→ **Your task**
Only lines with the string "label" matter here; gather them from the material below.

→ **Provided records**
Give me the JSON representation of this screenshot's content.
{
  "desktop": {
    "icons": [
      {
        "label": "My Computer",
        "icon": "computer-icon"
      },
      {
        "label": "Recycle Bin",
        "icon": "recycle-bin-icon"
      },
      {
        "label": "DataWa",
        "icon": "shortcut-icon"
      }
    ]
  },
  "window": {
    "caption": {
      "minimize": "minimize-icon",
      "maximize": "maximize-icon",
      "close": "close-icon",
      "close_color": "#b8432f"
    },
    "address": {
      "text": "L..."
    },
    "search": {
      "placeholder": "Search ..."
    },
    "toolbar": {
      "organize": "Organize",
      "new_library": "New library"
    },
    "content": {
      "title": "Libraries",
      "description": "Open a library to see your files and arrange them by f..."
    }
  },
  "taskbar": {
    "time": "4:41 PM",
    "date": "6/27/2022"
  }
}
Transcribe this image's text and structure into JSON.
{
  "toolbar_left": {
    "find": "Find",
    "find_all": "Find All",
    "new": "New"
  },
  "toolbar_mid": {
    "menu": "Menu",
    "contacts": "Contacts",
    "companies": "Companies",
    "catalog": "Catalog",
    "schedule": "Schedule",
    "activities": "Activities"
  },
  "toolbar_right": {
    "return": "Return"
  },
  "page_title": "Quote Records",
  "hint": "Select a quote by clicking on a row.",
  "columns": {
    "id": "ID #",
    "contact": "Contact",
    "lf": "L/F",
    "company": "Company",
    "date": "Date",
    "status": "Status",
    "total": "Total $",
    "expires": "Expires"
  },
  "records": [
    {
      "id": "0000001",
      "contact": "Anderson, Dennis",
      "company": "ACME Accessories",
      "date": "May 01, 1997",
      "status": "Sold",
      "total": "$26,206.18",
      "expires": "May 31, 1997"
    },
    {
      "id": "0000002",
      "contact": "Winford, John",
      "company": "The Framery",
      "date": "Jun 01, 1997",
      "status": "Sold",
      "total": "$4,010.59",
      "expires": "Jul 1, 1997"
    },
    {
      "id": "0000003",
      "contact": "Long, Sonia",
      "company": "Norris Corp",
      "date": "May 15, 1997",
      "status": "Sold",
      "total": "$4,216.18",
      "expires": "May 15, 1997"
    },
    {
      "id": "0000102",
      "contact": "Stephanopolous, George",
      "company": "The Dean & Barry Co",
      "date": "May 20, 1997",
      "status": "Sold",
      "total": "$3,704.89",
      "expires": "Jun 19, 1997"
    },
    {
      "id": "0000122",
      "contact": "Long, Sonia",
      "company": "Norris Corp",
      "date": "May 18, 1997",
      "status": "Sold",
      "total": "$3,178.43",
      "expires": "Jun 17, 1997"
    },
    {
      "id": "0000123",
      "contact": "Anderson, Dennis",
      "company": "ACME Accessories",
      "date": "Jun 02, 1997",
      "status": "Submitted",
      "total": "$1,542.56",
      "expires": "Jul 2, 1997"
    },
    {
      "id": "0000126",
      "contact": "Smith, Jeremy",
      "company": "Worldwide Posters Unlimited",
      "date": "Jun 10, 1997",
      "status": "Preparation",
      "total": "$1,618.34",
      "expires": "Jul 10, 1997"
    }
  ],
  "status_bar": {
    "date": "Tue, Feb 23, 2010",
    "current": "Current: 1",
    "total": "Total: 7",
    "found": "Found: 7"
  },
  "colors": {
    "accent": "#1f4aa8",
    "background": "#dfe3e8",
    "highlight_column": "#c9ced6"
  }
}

→ **Answer**
        "label": "My Computer",
        "label": "Recycle Bin",
        "label": "DataWa",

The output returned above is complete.